[TEXTE D'ÉTUDE]

En l'espèce et suivant les termes de sa déclaration d'appel, la CPAM de Roubaix Tourcoing a expressément indiqué: « ..la Caisse souhaite interjeter appel du taux d'incidence socio-professionnelle octroyé à Madame [H] ».
Par suite du caractère limité de l'appel ainsi formé, la CPAM est irrecevable à contester le taux médical de 7% attribué à Madame [H] à la date de consolidation du 7 octobre 2015.
* Sur l'évaluation du taux d'IPP :
En application de l'article L.434-2 du code de la sécurité sociale, le taux d'incapacité permanente partielle est déterminé d'après la nature de l'infirmité, l'état général, les facultés physiques et mentales de la victime ainsi que d'après ses aptitudes et sa qualification professionnelle, compte tenu d'un barème indicatif d'invalidité ;
S''agissant de l'incidence professionnelle , les notions de qualification professionnelle et d'aptitude mentionnées à l'article L. 434 - 2 du code de la sécurité sociale se rapportent aux possibilités d'exercice d'une profession déterminée et aux facultés que peut avoir une victime d'accident du travail ou de maladie professionnelle de se reclasser ou de réapprendre un métier compatible avec son état de santé ;
La cour constate en l'espèce que le médecin du travail , dans son avis en date du 24 avril 2019 a conclu ainsi : « inaptitude définitive au poste d'hôtelière selon l'article R. 4624-42 CT, car inapte à la manutention, mouvements répétitifs, manipulation de personnes. Etude de poste et conditions de travail effectuées. Reclassement à rechercher selon les capacités restantes : activité sédentaire, administrative, temps partiel, petit nettoyage. Capacités médicales présentes pour une formation sur poste adapté », ce qui a été suivi du licenciement de Mme [H] le 31 mai 2019 pour inaptitude et impossibilité de reclassement
La cour observe que le lien direct et certain entre le licenciement pour inaptitude intervenu plusieurs années après la date consolidation du 7 octobre 2015, et l'accident du travail du 19 juillet 2013 n'est pas établi, et que Mme [H] [M] conserve des capacités médicales pour un poste adapté ;
Compte tenu cependant de l'incidence professionnelle indéniable que l'accident a provoquée, puisque Mme [H] [M] ne peut plus exercer que des activités sédentaires , administratives ou du petit nettoyage, un taux d'incidence professionnelle de 1 % sera retenu ;
Par voie de conséquence et par infirmation du jugement déféré, le taux d'incidence professionnelle sera fixé à 1% au 7 octobre 2015.

[/TEXTE D'ÉTUDE]
[RELEVÉ DES DONNÉES]

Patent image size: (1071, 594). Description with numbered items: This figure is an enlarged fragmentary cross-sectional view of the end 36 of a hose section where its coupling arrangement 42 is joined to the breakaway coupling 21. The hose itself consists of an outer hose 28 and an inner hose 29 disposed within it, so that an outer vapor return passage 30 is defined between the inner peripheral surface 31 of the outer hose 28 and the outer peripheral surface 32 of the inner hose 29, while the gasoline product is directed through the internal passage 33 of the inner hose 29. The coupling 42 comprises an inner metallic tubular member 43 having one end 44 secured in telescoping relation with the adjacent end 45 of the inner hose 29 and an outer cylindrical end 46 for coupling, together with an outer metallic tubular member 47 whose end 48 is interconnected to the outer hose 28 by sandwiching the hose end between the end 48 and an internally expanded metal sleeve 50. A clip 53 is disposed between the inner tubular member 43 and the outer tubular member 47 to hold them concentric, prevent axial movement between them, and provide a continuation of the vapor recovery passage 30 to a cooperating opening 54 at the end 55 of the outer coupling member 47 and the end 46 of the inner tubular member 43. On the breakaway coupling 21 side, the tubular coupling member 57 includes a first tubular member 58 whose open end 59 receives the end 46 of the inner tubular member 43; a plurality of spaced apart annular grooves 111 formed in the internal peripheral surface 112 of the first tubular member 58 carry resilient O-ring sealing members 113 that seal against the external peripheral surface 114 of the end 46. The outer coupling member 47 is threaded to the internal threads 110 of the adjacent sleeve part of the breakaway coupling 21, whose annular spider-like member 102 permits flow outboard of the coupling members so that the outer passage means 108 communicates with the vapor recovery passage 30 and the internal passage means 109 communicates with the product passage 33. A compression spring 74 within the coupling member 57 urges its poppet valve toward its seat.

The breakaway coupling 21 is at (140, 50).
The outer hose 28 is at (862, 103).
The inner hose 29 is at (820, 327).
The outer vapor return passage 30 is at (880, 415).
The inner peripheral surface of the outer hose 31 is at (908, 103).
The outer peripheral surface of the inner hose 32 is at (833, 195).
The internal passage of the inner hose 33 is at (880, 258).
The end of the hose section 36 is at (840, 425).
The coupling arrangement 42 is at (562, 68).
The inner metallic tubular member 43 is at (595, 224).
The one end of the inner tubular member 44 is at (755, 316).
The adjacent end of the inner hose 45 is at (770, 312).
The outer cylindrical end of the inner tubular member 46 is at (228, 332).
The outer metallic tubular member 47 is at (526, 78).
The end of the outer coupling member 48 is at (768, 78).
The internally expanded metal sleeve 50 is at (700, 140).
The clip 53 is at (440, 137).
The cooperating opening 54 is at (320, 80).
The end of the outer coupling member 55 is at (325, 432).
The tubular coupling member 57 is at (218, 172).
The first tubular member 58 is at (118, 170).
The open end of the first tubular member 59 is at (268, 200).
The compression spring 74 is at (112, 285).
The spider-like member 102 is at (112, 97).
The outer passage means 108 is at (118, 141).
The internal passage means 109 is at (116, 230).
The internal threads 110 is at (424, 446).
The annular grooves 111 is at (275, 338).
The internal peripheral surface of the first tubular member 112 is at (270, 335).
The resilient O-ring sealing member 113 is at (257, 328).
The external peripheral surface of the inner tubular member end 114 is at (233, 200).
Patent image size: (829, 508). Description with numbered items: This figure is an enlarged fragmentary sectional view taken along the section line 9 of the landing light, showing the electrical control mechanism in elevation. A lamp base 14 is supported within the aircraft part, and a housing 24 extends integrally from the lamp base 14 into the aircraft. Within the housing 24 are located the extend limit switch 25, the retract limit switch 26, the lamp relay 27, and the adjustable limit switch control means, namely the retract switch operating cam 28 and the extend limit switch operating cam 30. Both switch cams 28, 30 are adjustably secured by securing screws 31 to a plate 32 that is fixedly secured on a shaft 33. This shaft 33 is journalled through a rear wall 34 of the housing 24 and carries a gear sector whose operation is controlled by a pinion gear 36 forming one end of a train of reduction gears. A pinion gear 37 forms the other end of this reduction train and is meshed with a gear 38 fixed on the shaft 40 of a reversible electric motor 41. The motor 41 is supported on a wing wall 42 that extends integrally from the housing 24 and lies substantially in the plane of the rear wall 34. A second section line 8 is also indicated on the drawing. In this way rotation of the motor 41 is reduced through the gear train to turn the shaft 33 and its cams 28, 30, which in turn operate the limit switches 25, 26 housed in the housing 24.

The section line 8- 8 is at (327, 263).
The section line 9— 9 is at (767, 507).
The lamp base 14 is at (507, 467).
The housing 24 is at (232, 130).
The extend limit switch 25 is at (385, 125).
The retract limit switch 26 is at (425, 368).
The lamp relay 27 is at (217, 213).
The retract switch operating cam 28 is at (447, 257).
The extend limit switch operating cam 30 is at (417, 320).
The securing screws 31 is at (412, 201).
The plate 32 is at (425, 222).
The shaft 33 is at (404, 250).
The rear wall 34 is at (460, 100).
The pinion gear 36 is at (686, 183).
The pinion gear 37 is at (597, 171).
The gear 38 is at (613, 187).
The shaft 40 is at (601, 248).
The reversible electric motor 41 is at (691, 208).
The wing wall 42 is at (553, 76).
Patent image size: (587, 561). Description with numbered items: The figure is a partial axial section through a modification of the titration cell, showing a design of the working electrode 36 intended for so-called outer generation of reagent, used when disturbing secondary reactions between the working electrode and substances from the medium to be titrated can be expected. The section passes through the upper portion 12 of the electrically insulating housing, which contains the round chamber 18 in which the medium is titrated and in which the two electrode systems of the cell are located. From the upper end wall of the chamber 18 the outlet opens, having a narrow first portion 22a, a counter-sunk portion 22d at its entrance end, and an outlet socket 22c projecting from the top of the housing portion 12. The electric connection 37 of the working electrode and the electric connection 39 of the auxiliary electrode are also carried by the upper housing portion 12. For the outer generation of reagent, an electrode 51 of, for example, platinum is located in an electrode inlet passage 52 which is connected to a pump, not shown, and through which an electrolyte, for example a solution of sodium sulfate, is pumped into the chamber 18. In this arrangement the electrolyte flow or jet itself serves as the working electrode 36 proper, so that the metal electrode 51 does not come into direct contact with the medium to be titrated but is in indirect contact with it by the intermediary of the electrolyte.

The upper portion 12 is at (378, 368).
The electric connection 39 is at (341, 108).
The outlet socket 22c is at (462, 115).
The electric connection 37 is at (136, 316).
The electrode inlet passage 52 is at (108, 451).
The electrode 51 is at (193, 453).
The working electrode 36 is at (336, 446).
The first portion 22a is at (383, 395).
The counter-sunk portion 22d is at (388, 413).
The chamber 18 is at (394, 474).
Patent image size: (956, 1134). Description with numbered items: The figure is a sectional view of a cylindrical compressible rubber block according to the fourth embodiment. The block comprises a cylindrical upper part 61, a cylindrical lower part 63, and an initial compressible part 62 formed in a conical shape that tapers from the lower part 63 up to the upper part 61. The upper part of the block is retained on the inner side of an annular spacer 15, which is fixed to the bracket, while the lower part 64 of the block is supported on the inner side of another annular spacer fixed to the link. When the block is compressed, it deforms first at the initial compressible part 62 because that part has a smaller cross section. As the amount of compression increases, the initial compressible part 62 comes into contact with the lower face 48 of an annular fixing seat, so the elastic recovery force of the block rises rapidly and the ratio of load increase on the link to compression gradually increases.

[/RELEVÉ DES DONNÉES]

* [PROBLÈMES À RÉSOUDRE]:
(A) Pouvez-vous recopier mot pour mot tout le passage du texte d'étude, de « En l'espèce et » jusqu'à « du 7 octobre 2015. » ?
(B) Comment traduire en anglais cette phrase du texte d'étude : « Par voie de conséquence et par infirmation du jugement déféré, le taux d'incidence professionnelle sera fixé à 1% au 7 octobre 2015. » ?
Le matériel provient d'une source distincte.

* [CORRIGÉ DES EXERCICES]:
(A)
En l'espèce et suivant les termes de sa déclaration d'appel, la CPAM de Roubaix Tourcoing a expressément indiqué: « ..la Caisse souhaite interjeter appel du taux d'incidence socio-professionnelle octroyé à Madame [H] ».
Par suite du caractère limité de l'appel ainsi formé, la CPAM est irrecevable à contester le taux médical de 7% attribué à Madame [H] à la date de consolidation du 7 octobre 2015.

(B) Consequently, and reversing the judgment under appeal, the occupational impact rate will be set at 1% as of October 7, 2015.